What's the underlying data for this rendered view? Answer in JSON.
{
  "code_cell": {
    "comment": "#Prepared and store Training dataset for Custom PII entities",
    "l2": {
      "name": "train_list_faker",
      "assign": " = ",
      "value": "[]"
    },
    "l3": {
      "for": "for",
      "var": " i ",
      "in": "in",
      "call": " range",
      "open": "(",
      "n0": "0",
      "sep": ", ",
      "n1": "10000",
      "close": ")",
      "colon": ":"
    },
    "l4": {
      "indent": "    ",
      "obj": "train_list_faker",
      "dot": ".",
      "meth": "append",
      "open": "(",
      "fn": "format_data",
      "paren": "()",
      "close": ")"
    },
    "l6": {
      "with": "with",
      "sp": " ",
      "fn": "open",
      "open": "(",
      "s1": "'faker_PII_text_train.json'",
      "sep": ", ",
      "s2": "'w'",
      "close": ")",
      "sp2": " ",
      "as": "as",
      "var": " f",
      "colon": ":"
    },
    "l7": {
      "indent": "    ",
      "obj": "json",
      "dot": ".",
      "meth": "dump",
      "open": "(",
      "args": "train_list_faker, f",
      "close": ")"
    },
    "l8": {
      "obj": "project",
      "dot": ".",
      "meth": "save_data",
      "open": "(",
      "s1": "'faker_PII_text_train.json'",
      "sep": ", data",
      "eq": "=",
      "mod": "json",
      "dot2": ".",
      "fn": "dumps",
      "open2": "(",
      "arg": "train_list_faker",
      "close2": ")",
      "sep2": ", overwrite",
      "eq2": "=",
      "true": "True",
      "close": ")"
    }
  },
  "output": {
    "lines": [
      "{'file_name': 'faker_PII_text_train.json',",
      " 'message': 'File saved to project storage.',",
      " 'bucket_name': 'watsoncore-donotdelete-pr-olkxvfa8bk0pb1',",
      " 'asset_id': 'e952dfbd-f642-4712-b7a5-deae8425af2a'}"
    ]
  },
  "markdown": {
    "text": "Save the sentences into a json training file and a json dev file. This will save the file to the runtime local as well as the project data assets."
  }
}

-------

» What to work on
Return the lines above exactly, keeping every word.

» Exercise result
What's the underlying data for this rendered view? Answer in JSON.
{
  "code_cell": {
    "comment": "#Prepared and store Training dataset for Custom PII entities",
    "l2": {
      "name": "train_list_faker",
      "assign": " = ",
      "value": "[]"
    },
    "l3": {
      "for": "for",
      "var": " i ",
      "in": "in",
      "call": " range",
      "open": "(",
      "n0": "0",
      "sep": ", ",
      "n1": "10000",
      "close": ")",
      "colon": ":"
    },
    "l4": {
      "indent": "    ",
      "obj": "train_list_faker",
      "dot": ".",
      "meth": "append",
      "open": "(",
      "fn": "format_data",
      "paren": "()",
      "close": ")"
    },
    "l6": {
      "with": "with",
      "sp": " ",
      "fn": "open",
      "open": "(",
      "s1": "'faker_PII_text_train.json'",
      "sep": ", ",
      "s2": "'w'",
      "close": ")",
      "sp2": " ",
      "as": "as",
      "var": " f",
      "colon": ":"
    },
    "l7": {
      "indent": "    ",
      "obj": "json",
      "dot": ".",
      "meth": "dump",
      "open": "(",
      "args": "train_list_faker, f",
      "close": ")"
    },
    "l8": {
      "obj": "project",
      "dot": ".",
      "meth": "save_data",
      "open": "(",
      "s1": "'faker_PII_text_train.json'",
      "sep": ", data",
      "eq": "=",
      "mod": "json",
      "dot2": ".",
      "fn": "dumps",
      "open2": "(",
      "arg": "train_list_faker",
      "close2": ")",
      "sep2": ", overwrite",
      "eq2": "=",
      "true": "True",
      "close": ")"
    }
  },
  "output": {
    "lines": [
      "{'file_name': 'faker_PII_text_train.json',",
      " 'message': 'File saved to project storage.',",
      " 'bucket_name': 'watsoncore-donotdelete-pr-olkxvfa8bk0pb1',",
      " 'asset_id': 'e952dfbd-f642-4712-b7a5-deae8425af2a'}"
    ]
  },
  "markdown": {
    "text": "Save the sentences into a json training file and a json dev file. This will save the file to the runtime local as well as the project data assets."
  }
}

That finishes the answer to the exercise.